----- DATA FOR THE TASK -----
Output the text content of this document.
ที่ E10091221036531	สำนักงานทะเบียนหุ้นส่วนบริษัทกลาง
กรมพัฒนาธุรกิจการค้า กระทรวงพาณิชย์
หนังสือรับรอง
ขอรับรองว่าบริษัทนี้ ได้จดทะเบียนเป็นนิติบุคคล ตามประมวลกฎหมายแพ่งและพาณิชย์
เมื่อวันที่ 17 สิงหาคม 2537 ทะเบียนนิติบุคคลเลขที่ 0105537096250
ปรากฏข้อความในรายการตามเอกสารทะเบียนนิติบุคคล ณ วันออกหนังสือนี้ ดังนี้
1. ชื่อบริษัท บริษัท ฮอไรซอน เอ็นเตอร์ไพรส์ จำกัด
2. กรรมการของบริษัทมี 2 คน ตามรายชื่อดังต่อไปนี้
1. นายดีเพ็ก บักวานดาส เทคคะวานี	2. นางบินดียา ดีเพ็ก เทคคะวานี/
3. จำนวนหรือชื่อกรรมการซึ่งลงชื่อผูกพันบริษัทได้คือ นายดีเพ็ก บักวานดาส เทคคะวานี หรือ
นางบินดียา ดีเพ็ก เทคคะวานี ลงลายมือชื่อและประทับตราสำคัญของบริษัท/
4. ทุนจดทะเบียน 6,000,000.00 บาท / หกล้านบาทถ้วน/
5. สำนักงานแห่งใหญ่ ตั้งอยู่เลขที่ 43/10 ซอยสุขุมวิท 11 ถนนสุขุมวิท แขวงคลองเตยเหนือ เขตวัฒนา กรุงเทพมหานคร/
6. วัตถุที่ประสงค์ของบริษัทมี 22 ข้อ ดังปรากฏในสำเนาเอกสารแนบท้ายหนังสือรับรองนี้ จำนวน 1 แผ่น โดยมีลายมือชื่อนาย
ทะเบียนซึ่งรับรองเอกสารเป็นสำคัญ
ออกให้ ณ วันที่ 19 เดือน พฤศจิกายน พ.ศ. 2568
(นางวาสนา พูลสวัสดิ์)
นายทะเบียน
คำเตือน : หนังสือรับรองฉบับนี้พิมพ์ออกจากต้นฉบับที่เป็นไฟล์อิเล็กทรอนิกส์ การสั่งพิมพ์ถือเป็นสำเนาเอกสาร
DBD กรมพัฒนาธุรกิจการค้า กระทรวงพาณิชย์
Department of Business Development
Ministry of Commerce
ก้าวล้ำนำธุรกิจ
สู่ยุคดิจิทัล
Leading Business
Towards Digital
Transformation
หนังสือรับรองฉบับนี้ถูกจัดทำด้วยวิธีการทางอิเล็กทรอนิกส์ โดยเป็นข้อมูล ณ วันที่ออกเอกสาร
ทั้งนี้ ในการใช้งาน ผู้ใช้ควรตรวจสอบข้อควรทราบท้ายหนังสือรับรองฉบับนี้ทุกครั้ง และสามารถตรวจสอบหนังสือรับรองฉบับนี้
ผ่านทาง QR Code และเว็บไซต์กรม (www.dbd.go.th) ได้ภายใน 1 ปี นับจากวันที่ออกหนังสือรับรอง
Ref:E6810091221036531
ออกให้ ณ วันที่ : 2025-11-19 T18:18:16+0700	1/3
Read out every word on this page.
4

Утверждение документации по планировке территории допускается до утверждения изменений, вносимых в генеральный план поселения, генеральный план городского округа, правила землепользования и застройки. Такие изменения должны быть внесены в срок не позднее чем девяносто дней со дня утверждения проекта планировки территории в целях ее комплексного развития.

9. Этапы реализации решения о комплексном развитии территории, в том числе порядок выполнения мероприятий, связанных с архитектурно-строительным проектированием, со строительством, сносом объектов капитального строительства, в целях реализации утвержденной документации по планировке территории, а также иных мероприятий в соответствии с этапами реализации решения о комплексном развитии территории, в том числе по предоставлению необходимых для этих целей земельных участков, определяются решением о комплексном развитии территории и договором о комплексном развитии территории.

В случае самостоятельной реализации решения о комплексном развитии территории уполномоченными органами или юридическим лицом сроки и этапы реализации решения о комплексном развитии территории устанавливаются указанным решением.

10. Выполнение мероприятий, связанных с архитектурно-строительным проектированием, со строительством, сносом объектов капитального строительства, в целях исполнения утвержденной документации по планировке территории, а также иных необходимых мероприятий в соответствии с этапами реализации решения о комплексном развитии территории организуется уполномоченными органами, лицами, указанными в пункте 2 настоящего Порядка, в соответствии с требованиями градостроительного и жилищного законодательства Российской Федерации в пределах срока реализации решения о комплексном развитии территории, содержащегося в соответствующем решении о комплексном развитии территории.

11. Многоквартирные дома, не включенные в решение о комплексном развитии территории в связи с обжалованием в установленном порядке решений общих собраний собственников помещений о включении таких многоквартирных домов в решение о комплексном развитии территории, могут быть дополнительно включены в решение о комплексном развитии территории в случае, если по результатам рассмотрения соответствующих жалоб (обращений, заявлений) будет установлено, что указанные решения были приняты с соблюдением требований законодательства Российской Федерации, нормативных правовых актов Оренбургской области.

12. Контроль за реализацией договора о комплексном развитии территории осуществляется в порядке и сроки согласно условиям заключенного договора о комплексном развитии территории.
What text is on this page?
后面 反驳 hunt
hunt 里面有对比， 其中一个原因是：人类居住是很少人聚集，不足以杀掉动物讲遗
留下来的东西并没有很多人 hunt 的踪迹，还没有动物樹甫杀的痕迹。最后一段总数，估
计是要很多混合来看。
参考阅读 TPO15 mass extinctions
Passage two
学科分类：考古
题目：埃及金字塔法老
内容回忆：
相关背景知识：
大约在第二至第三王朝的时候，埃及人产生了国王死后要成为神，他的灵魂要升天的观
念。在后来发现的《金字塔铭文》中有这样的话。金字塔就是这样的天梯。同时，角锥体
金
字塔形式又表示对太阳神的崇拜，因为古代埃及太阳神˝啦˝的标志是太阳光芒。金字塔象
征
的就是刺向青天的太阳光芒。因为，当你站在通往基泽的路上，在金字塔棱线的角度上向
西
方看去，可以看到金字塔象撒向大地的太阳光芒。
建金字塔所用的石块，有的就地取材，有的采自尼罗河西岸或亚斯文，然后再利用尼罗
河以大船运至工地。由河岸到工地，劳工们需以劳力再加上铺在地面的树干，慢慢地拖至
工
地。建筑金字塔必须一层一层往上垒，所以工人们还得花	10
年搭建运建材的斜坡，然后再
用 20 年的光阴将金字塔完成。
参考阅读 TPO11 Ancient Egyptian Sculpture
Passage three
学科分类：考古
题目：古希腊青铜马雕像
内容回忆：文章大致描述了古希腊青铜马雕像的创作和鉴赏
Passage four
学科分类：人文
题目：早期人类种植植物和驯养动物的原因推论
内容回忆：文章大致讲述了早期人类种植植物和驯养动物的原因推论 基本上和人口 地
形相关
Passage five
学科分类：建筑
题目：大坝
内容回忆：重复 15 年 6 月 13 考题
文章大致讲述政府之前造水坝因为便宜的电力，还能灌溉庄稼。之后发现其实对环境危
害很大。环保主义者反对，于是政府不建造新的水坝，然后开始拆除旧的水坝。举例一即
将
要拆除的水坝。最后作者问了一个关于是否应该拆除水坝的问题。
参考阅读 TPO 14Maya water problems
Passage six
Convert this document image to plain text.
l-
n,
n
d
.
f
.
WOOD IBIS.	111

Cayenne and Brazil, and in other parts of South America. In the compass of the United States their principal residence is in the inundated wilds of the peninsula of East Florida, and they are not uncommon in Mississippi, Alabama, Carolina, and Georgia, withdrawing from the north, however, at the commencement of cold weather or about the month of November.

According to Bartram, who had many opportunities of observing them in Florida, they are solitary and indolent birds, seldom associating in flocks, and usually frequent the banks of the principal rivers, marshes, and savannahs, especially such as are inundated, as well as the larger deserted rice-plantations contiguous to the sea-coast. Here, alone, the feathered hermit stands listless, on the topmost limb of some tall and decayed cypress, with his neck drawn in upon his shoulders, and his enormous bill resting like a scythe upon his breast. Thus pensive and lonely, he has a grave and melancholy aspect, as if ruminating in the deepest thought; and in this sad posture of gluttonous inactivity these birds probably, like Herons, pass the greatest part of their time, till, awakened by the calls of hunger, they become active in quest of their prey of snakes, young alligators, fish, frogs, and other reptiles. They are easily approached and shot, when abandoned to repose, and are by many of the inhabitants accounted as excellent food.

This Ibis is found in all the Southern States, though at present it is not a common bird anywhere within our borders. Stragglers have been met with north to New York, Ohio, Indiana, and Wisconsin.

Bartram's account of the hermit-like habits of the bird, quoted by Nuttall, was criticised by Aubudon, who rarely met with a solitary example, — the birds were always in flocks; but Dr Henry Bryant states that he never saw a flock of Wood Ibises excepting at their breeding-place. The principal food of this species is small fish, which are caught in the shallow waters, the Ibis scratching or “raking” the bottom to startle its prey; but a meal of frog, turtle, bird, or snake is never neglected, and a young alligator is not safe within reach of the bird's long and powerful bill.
-----
▸ **WORK INSTRUCTIONS**
Look through the entries above and report each line where the string "north" occurs.

▸ **OUTPUT FOR THIS EXERCISE**
Cayenne and Brazil, and in other parts of South America. In the compass of the United States their principal residence is in the inundated wilds of the peninsula of East Florida, and they are not uncommon in Mississippi, Alabama, Carolina, and Georgia, withdrawing from the north, however, at the commencement of cold weather or about the month of November.
This Ibis is found in all the Southern States, though at present it is not a common bird anywhere within our borders. Stragglers have been met with north to New York, Ohio, Indiana, and Wisconsin.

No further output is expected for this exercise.